-- Start Data provided --

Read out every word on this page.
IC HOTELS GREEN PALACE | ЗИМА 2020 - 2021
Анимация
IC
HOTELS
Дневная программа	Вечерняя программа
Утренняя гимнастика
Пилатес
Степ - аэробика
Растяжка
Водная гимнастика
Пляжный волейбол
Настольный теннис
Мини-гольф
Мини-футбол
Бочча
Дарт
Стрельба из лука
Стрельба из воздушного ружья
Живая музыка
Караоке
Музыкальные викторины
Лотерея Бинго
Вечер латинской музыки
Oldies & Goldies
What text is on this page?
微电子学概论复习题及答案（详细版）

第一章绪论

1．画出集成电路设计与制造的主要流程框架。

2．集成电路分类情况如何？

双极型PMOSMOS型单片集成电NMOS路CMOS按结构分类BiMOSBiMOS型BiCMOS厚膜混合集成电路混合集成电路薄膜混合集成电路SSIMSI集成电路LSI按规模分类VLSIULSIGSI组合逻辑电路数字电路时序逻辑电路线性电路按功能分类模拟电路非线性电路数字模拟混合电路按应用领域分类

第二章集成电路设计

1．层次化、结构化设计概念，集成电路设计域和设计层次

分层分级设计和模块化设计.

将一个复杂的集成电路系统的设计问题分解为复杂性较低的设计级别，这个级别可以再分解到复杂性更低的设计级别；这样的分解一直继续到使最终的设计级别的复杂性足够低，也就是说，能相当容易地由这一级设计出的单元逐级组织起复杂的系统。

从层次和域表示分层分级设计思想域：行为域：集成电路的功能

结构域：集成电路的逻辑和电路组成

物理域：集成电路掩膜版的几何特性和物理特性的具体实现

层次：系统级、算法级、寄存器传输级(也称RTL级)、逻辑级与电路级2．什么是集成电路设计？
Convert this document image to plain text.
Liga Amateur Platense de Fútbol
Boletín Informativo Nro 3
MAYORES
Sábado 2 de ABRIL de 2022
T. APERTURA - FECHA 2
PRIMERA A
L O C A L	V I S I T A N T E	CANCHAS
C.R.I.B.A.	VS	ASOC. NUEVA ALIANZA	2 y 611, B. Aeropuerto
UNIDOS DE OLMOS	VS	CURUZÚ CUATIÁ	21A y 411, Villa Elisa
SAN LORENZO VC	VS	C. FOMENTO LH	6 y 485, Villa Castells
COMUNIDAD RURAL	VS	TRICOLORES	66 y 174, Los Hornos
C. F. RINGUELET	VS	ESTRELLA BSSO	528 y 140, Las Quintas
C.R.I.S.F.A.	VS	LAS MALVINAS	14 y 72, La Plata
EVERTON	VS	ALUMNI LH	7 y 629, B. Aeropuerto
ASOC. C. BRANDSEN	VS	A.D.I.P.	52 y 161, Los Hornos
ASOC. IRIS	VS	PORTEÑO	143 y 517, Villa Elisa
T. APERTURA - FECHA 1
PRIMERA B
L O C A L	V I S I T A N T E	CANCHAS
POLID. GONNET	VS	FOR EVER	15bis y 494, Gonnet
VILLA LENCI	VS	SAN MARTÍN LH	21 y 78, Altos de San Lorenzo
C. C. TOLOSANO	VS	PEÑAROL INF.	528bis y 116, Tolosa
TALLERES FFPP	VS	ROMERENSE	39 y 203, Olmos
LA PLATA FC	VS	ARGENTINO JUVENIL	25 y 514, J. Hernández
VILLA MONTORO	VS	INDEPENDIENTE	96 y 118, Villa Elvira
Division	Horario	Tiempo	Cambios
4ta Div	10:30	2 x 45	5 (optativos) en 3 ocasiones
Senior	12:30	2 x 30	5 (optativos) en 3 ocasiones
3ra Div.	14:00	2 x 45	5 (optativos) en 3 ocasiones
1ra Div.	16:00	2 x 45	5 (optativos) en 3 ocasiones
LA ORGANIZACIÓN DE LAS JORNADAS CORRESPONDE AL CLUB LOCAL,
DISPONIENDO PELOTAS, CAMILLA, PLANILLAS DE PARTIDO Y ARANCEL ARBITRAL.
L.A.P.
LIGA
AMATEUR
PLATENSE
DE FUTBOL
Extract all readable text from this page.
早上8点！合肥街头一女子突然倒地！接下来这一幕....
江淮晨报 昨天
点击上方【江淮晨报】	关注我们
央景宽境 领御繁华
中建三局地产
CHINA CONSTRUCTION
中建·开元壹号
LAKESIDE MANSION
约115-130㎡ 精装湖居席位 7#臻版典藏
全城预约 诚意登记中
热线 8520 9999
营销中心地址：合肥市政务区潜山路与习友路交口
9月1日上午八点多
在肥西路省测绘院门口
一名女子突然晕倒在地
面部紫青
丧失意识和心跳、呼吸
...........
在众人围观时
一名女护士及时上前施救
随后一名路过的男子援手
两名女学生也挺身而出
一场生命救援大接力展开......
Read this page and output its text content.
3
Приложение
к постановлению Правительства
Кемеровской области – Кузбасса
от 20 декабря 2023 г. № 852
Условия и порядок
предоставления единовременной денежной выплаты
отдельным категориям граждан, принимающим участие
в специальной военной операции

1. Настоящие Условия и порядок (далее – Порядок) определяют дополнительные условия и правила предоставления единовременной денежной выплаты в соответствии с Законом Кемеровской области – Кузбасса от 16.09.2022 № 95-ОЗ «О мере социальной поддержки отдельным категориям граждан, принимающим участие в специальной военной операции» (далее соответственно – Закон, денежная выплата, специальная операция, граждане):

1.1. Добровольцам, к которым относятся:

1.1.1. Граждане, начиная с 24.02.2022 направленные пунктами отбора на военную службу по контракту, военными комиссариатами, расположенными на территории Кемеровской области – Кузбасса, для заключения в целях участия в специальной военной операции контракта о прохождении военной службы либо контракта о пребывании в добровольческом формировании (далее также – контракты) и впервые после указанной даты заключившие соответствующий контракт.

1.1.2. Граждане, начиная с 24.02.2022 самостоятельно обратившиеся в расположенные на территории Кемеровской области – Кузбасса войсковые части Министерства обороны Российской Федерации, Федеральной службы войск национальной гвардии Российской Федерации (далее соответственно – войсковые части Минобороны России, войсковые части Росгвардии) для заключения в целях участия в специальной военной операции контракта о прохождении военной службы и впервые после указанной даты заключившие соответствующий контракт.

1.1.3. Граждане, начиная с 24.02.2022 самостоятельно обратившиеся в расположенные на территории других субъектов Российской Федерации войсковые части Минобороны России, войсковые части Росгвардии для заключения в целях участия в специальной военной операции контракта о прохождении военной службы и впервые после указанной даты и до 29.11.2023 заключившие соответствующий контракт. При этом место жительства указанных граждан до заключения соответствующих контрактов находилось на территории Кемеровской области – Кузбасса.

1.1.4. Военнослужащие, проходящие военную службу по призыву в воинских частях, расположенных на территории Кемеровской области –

-- End Data provided --

Directive |
Write out the records above again, keeping each one identical to the original.

Response to this exercise |
Read out every word on this page.
IC HOTELS GREEN PALACE | ЗИМА 2020 - 2021
Анимация
IC
HOTELS
Дневная программа	Вечерняя программа
Утренняя гимнастика
Пилатес
Степ - аэробика
Растяжка
Водная гимнастика
Пляжный волейбол
Настольный теннис
Мини-гольф
Мини-футбол
Бочча
Дарт
Стрельба из лука
Стрельба из воздушного ружья
Живая музыка
Караоке
Музыкальные викторины
Лотерея Бинго
Вечер латинской музыки
Oldies & Goldies
What text is on this page?
微电子学概论复习题及答案（详细版）

第一章绪论

1．画出集成电路设计与制造的主要流程框架。

2．集成电路分类情况如何？

双极型PMOSMOS型单片集成电NMOS路CMOS按结构分类BiMOSBiMOS型BiCMOS厚膜混合集成电路混合集成电路薄膜混合集成电路SSIMSI集成电路LSI按规模分类VLSIULSIGSI组合逻辑电路数字电路时序逻辑电路线性电路按功能分类模拟电路非线性电路数字模拟混合电路按应用领域分类

第二章集成电路设计

1．层次化、结构化设计概念，集成电路设计域和设计层次

分层分级设计和模块化设计.

将一个复杂的集成电路系统的设计问题分解为复杂性较低的设计级别，这个级别可以再分解到复杂性更低的设计级别；这样的分解一直继续到使最终的设计级别的复杂性足够低，也就是说，能相当容易地由这一级设计出的单元逐级组织起复杂的系统。

从层次和域表示分层分级设计思想域：行为域：集成电路的功能

结构域：集成电路的逻辑和电路组成

物理域：集成电路掩膜版的几何特性和物理特性的具体实现

层次：系统级、算法级、寄存器传输级(也称RTL级)、逻辑级与电路级2．什么是集成电路设计？
Convert this document image to plain text.
Liga Amateur Platense de Fútbol
Boletín Informativo Nro 3
MAYORES
Sábado 2 de ABRIL de 2022
T. APERTURA - FECHA 2
PRIMERA A
L O C A L	V I S I T A N T E	CANCHAS
C.R.I.B.A.	VS	ASOC. NUEVA ALIANZA	2 y 611, B. Aeropuerto
UNIDOS DE OLMOS	VS	CURUZÚ CUATIÁ	21A y 411, Villa Elisa
SAN LORENZO VC	VS	C. FOMENTO LH	6 y 485, Villa Castells
COMUNIDAD RURAL	VS	TRICOLORES	66 y 174, Los Hornos
C. F. RINGUELET	VS	ESTRELLA BSSO	528 y 140, Las Quintas
C.R.I.S.F.A.	VS	LAS MALVINAS	14 y 72, La Plata
EVERTON	VS	ALUMNI LH	7 y 629, B. Aeropuerto
ASOC. C. BRANDSEN	VS	A.D.I.P.	52 y 161, Los Hornos
ASOC. IRIS	VS	PORTEÑO	143 y 517, Villa Elisa
T. APERTURA - FECHA 1
PRIMERA B
L O C A L	V I S I T A N T E	CANCHAS
POLID. GONNET	VS	FOR EVER	15bis y 494, Gonnet
VILLA LENCI	VS	SAN MARTÍN LH	21 y 78, Altos de San Lorenzo
C. C. TOLOSANO	VS	PEÑAROL INF.	528bis y 116, Tolosa
TALLERES FFPP	VS	ROMERENSE	39 y 203, Olmos
LA PLATA FC	VS	ARGENTINO JUVENIL	25 y 514, J. Hernández
VILLA MONTORO	VS	INDEPENDIENTE	96 y 118, Villa Elvira
Division	Horario	Tiempo	Cambios
4ta Div	10:30	2 x 45	5 (optativos) en 3 ocasiones
Senior	12:30	2 x 30	5 (optativos) en 3 ocasiones
3ra Div.	14:00	2 x 45	5 (optativos) en 3 ocasiones
1ra Div.	16:00	2 x 45	5 (optativos) en 3 ocasiones
LA ORGANIZACIÓN DE LAS JORNADAS CORRESPONDE AL CLUB LOCAL,
DISPONIENDO PELOTAS, CAMILLA, PLANILLAS DE PARTIDO Y ARANCEL ARBITRAL.
L.A.P.
LIGA
AMATEUR
PLATENSE
DE FUTBOL
Extract all readable text from this page.
早上8点！合肥街头一女子突然倒地！接下来这一幕....
江淮晨报 昨天
点击上方【江淮晨报】	关注我们
央景宽境 领御繁华
中建三局地产
CHINA CONSTRUCTION
中建·开元壹号
LAKESIDE MANSION
约115-130㎡ 精装湖居席位 7#臻版典藏
全城预约 诚意登记中
热线 8520 9999
营销中心地址：合肥市政务区潜山路与习友路交口
9月1日上午八点多
在肥西路省测绘院门口
一名女子突然晕倒在地
面部紫青
丧失意识和心跳、呼吸
...........
在众人围观时
一名女护士及时上前施救
随后一名路过的男子援手
两名女学生也挺身而出
一场生命救援大接力展开......
Read this page and output its text content.
3
Приложение
к постановлению Правительства
Кемеровской области – Кузбасса
от 20 декабря 2023 г. № 852
Условия и порядок
предоставления единовременной денежной выплаты
отдельным категориям граждан, принимающим участие
в специальной военной операции

1. Настоящие Условия и порядок (далее – Порядок) определяют дополнительные условия и правила предоставления единовременной денежной выплаты в соответствии с Законом Кемеровской области – Кузбасса от 16.09.2022 № 95-ОЗ «О мере социальной поддержки отдельным категориям граждан, принимающим участие в специальной военной операции» (далее соответственно – Закон, денежная выплата, специальная операция, граждане):

1.1. Добровольцам, к которым относятся:

1.1.1. Граждане, начиная с 24.02.2022 направленные пунктами отбора на военную службу по контракту, военными комиссариатами, расположенными на территории Кемеровской области – Кузбасса, для заключения в целях участия в специальной военной операции контракта о прохождении военной службы либо контракта о пребывании в добровольческом формировании (далее также – контракты) и впервые после указанной даты заключившие соответствующий контракт.

1.1.2. Граждане, начиная с 24.02.2022 самостоятельно обратившиеся в расположенные на территории Кемеровской области – Кузбасса войсковые части Министерства обороны Российской Федерации, Федеральной службы войск национальной гвардии Российской Федерации (далее соответственно – войсковые части Минобороны России, войсковые части Росгвардии) для заключения в целях участия в специальной военной операции контракта о прохождении военной службы и впервые после указанной даты заключившие соответствующий контракт.

1.1.3. Граждане, начиная с 24.02.2022 самостоятельно обратившиеся в расположенные на территории других субъектов Российской Федерации войсковые части Минобороны России, войсковые части Росгвардии для заключения в целях участия в специальной военной операции контракта о прохождении военной службы и впервые после указанной даты и до 29.11.2023 заключившие соответствующий контракт. При этом место жительства указанных граждан до заключения соответствующих контрактов находилось на территории Кемеровской области – Кузбасса.

1.1.4. Военнослужащие, проходящие военную службу по призыву в воинских частях, расположенных на территории Кемеровской области –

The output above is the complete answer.